**Short exercise:** Please determine how many lines of the material include the word "культуры", and respond with nothing but that number.

— BEGIN Exercise input —

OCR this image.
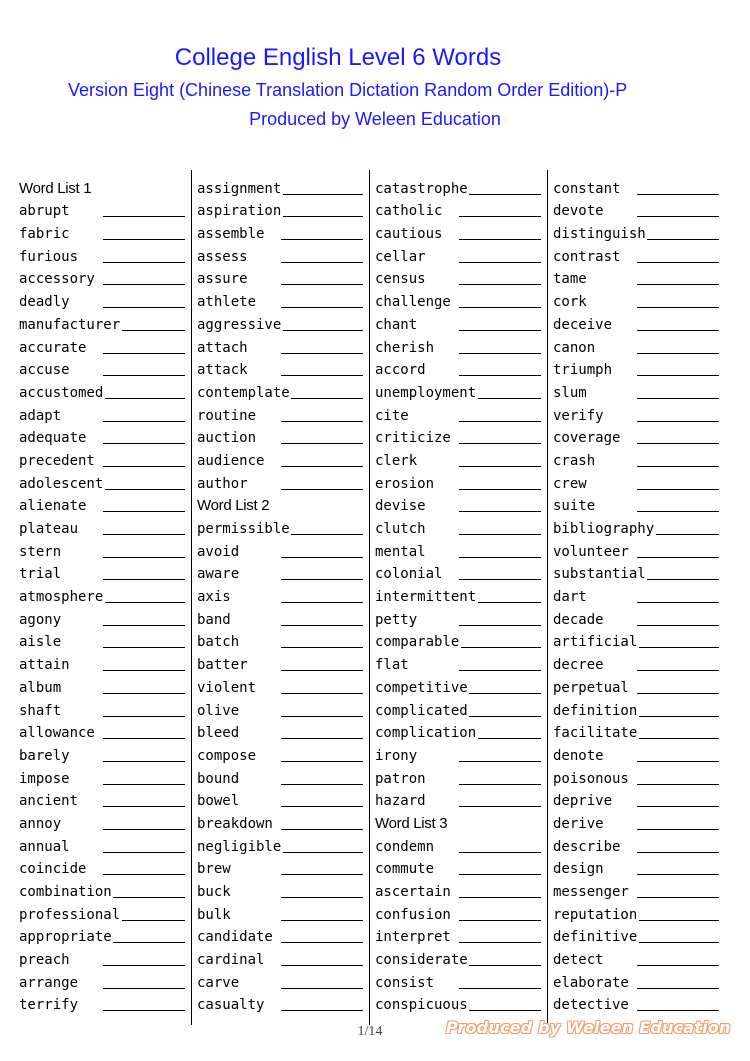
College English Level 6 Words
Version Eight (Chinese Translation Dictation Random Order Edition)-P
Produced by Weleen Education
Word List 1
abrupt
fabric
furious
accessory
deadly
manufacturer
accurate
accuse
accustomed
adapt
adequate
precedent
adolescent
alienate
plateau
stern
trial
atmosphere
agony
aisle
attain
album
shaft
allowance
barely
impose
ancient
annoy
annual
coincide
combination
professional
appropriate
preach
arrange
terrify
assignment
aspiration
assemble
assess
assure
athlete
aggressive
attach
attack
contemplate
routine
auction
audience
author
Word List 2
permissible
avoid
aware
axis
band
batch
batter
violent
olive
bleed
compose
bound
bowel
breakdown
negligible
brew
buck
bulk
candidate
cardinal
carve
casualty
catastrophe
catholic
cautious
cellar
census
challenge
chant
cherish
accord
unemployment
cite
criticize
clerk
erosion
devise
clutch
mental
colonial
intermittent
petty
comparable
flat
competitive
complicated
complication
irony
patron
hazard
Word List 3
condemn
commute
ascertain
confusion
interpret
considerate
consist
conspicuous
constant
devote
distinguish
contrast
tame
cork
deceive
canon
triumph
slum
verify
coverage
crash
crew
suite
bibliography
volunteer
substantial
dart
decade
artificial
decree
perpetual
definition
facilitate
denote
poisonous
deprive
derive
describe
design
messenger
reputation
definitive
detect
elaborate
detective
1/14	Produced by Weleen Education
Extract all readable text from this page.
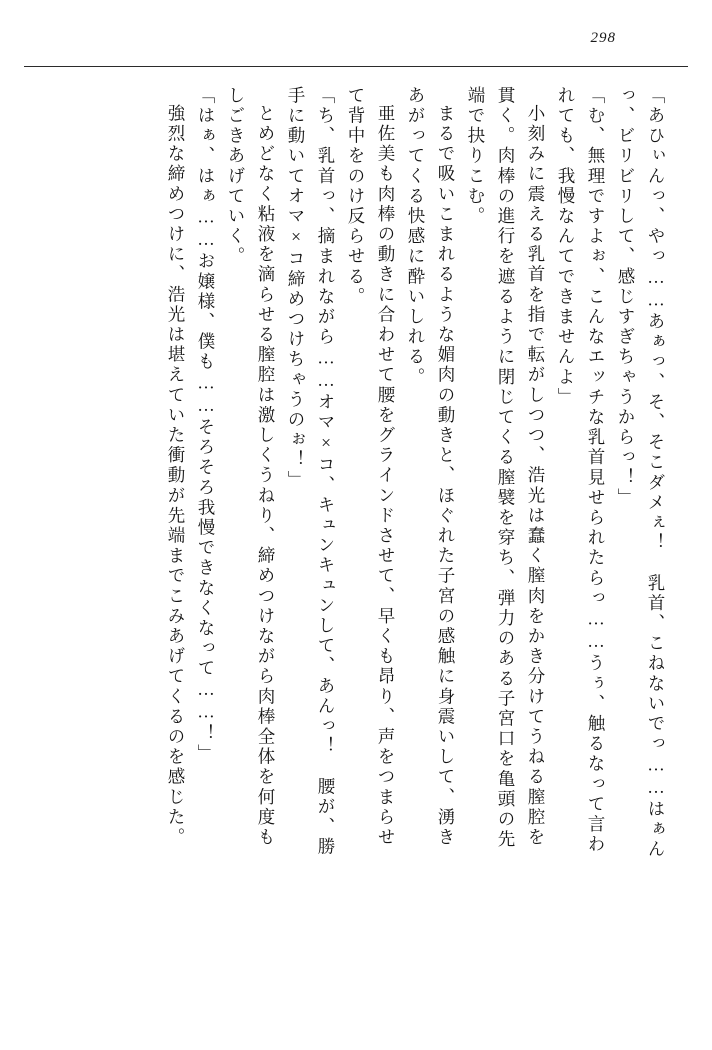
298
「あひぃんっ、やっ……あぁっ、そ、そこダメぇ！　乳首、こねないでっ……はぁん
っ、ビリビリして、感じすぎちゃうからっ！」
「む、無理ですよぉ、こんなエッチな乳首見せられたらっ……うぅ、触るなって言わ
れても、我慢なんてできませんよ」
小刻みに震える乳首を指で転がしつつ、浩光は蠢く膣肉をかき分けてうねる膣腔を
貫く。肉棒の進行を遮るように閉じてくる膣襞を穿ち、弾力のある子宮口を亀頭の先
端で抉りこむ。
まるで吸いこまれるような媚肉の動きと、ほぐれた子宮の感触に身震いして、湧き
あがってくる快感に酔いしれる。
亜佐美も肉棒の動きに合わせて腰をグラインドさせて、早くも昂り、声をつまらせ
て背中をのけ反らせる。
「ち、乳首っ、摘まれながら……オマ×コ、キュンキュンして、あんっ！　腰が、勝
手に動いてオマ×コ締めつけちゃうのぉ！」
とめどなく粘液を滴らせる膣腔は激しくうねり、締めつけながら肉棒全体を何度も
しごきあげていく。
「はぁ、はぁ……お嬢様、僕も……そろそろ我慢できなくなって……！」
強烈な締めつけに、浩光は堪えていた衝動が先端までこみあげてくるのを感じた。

— END Exercise input —
— BEGIN Exercise input —

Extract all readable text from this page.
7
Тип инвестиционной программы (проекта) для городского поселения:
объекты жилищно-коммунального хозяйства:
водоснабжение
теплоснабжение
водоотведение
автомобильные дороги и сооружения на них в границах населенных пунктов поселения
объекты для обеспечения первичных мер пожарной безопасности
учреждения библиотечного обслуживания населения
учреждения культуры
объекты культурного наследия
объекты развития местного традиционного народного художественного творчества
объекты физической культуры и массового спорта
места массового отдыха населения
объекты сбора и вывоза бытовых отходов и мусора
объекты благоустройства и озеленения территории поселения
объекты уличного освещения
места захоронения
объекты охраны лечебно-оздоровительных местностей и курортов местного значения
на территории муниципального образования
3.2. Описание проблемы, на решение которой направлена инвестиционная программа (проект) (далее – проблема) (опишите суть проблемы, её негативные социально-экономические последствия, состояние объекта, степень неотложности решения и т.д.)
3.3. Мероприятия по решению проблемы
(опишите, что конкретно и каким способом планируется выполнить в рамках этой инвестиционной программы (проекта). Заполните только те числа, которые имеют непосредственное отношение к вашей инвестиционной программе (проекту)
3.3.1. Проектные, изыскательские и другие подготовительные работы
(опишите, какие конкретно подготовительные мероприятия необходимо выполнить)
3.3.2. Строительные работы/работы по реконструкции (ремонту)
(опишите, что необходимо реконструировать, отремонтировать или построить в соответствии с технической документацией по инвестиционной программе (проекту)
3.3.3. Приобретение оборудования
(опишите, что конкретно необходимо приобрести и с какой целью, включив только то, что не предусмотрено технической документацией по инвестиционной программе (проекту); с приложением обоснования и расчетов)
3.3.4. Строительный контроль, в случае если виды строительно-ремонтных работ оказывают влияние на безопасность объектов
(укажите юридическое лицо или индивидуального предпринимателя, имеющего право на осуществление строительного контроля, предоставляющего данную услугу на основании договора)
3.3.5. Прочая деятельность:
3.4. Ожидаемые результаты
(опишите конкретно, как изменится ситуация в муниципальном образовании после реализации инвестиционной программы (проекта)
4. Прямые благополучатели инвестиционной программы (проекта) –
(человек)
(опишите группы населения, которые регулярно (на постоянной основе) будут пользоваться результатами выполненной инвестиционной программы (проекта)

— END Exercise input —

**Correct response:** 2